• [Instructions to follow] Please print the full listing exactly.

• [Source records]
⁂

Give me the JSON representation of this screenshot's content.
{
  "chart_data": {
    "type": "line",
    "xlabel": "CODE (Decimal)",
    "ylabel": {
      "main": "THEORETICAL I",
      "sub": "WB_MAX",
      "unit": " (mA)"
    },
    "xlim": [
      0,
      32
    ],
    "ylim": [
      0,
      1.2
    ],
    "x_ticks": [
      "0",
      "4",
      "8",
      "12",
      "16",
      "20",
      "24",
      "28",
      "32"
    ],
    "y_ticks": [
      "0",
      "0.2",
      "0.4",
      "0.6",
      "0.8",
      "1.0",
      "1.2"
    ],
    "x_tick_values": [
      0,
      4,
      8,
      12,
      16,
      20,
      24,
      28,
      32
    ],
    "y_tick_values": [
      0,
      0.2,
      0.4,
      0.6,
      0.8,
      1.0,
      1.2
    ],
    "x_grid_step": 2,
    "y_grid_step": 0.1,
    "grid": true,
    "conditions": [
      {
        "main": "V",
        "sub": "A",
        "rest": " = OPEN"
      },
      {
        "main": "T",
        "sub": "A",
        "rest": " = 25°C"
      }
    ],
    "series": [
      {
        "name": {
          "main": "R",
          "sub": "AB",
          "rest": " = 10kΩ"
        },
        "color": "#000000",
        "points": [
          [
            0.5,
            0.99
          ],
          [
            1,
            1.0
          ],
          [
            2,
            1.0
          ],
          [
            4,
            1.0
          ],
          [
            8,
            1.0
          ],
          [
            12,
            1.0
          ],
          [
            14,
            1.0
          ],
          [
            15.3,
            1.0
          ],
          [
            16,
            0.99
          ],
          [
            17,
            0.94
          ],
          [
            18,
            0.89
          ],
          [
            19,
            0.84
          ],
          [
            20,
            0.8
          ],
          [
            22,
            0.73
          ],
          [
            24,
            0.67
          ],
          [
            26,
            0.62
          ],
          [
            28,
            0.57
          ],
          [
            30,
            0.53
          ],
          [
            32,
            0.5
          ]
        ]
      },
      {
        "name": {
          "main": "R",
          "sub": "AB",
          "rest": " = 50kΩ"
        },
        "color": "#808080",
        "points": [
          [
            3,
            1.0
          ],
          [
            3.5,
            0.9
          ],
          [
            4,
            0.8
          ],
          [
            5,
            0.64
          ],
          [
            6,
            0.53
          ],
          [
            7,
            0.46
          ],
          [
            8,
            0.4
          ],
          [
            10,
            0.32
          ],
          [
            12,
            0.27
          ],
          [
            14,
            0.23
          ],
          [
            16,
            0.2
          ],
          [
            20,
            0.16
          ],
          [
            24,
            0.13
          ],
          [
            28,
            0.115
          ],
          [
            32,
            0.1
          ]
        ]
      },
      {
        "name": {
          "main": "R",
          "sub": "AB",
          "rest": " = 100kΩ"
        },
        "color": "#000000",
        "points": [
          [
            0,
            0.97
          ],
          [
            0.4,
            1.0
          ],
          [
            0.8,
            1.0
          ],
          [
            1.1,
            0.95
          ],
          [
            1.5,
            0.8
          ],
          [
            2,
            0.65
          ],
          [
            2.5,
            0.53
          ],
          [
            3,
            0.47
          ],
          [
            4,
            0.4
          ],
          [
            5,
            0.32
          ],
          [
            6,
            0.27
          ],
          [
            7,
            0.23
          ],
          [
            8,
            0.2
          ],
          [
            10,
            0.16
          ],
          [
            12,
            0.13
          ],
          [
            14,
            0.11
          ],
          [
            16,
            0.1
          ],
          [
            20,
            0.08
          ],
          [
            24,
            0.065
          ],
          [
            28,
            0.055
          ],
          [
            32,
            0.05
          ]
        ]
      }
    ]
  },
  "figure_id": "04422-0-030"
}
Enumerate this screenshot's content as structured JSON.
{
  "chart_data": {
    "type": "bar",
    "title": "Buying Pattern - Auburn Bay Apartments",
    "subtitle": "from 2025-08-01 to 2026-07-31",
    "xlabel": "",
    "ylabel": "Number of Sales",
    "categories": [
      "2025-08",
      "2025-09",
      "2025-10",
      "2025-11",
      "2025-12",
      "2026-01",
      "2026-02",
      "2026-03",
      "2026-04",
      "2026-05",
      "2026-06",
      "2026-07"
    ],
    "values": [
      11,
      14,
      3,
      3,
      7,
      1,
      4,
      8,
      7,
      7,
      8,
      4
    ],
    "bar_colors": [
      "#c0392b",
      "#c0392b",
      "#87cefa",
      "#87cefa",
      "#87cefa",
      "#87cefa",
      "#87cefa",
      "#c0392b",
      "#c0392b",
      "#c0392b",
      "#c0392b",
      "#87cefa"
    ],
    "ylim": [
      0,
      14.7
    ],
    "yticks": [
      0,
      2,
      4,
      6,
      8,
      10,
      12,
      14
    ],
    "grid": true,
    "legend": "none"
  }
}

⁂

• [Solution for this problem]
Give me the JSON representation of this screenshot's content.
{
  "chart_data": {
    "type": "line",
    "xlabel": "CODE (Decimal)",
    "ylabel": {
      "main": "THEORETICAL I",
      "sub": "WB_MAX",
      "unit": " (mA)"
    },
    "xlim": [
      0,
      32
    ],
    "ylim": [
      0,
      1.2
    ],
    "x_ticks": [
      "0",
      "4",
      "8",
      "12",
      "16",
      "20",
      "24",
      "28",
      "32"
    ],
    "y_ticks": [
      "0",
      "0.2",
      "0.4",
      "0.6",
      "0.8",
      "1.0",
      "1.2"
    ],
    "x_tick_values": [
      0,
      4,
      8,
      12,
      16,
      20,
      24,
      28,
      32
    ],
    "y_tick_values": [
      0,
      0.2,
      0.4,
      0.6,
      0.8,
      1.0,
      1.2
    ],
    "x_grid_step": 2,
    "y_grid_step": 0.1,
    "grid": true,
    "conditions": [
      {
        "main": "V",
        "sub": "A",
        "rest": " = OPEN"
      },
      {
        "main": "T",
        "sub": "A",
        "rest": " = 25°C"
      }
    ],
    "series": [
      {
        "name": {
          "main": "R",
          "sub": "AB",
          "rest": " = 10kΩ"
        },
        "color": "#000000",
        "points": [
          [
            0.5,
            0.99
          ],
          [
            1,
            1.0
          ],
          [
            2,
            1.0
          ],
          [
            4,
            1.0
          ],
          [
            8,
            1.0
          ],
          [
            12,
            1.0
          ],
          [
            14,
            1.0
          ],
          [
            15.3,
            1.0
          ],
          [
            16,
            0.99
          ],
          [
            17,
            0.94
          ],
          [
            18,
            0.89
          ],
          [
            19,
            0.84
          ],
          [
            20,
            0.8
          ],
          [
            22,
            0.73
          ],
          [
            24,
            0.67
          ],
          [
            26,
            0.62
          ],
          [
            28,
            0.57
          ],
          [
            30,
            0.53
          ],
          [
            32,
            0.5
          ]
        ]
      },
      {
        "name": {
          "main": "R",
          "sub": "AB",
          "rest": " = 50kΩ"
        },
        "color": "#808080",
        "points": [
          [
            3,
            1.0
          ],
          [
            3.5,
            0.9
          ],
          [
            4,
            0.8
          ],
          [
            5,
            0.64
          ],
          [
            6,
            0.53
          ],
          [
            7,
            0.46
          ],
          [
            8,
            0.4
          ],
          [
            10,
            0.32
          ],
          [
            12,
            0.27
          ],
          [
            14,
            0.23
          ],
          [
            16,
            0.2
          ],
          [
            20,
            0.16
          ],
          [
            24,
            0.13
          ],
          [
            28,
            0.115
          ],
          [
            32,
            0.1
          ]
        ]
      },
      {
        "name": {
          "main": "R",
          "sub": "AB",
          "rest": " = 100kΩ"
        },
        "color": "#000000",
        "points": [
          [
            0,
            0.97
          ],
          [
            0.4,
            1.0
          ],
          [
            0.8,
            1.0
          ],
          [
            1.1,
            0.95
          ],
          [
            1.5,
            0.8
          ],
          [
            2,
            0.65
          ],
          [
            2.5,
            0.53
          ],
          [
            3,
            0.47
          ],
          [
            4,
            0.4
          ],
          [
            5,
            0.32
          ],
          [
            6,
            0.27
          ],
          [
            7,
            0.23
          ],
          [
            8,
            0.2
          ],
          [
            10,
            0.16
          ],
          [
            12,
            0.13
          ],
          [
            14,
            0.11
          ],
          [
            16,
            0.1
          ],
          [
            20,
            0.08
          ],
          [
            24,
            0.065
          ],
          [
            28,
            0.055
          ],
          [
            32,
            0.05
          ]
        ]
      }
    ]
  },
  "figure_id": "04422-0-030"
}
Enumerate this screenshot's content as structured JSON.
{
  "chart_data": {
    "type": "bar",
    "title": "Buying Pattern - Auburn Bay Apartments",
    "subtitle": "from 2025-08-01 to 2026-07-31",
    "xlabel": "",
    "ylabel": "Number of Sales",
    "categories": [
      "2025-08",
      "2025-09",
      "2025-10",
      "2025-11",
      "2025-12",
      "2026-01",
      "2026-02",
      "2026-03",
      "2026-04",
      "2026-05",
      "2026-06",
      "2026-07"
    ],
    "values": [
      11,
      14,
      3,
      3,
      7,
      1,
      4,
      8,
      7,
      7,
      8,
      4
    ],
    "bar_colors": [
      "#c0392b",
      "#c0392b",
      "#87cefa",
      "#87cefa",
      "#87cefa",
      "#87cefa",
      "#87cefa",
      "#c0392b",
      "#c0392b",
      "#c0392b",
      "#c0392b",
      "#87cefa"
    ],
    "ylim": [
      0,
      14.7
    ],
    "yticks": [
      0,
      2,
      4,
      6,
      8,
      10,
      12,
      14
    ],
    "grid": true,
    "legend": "none"
  }
}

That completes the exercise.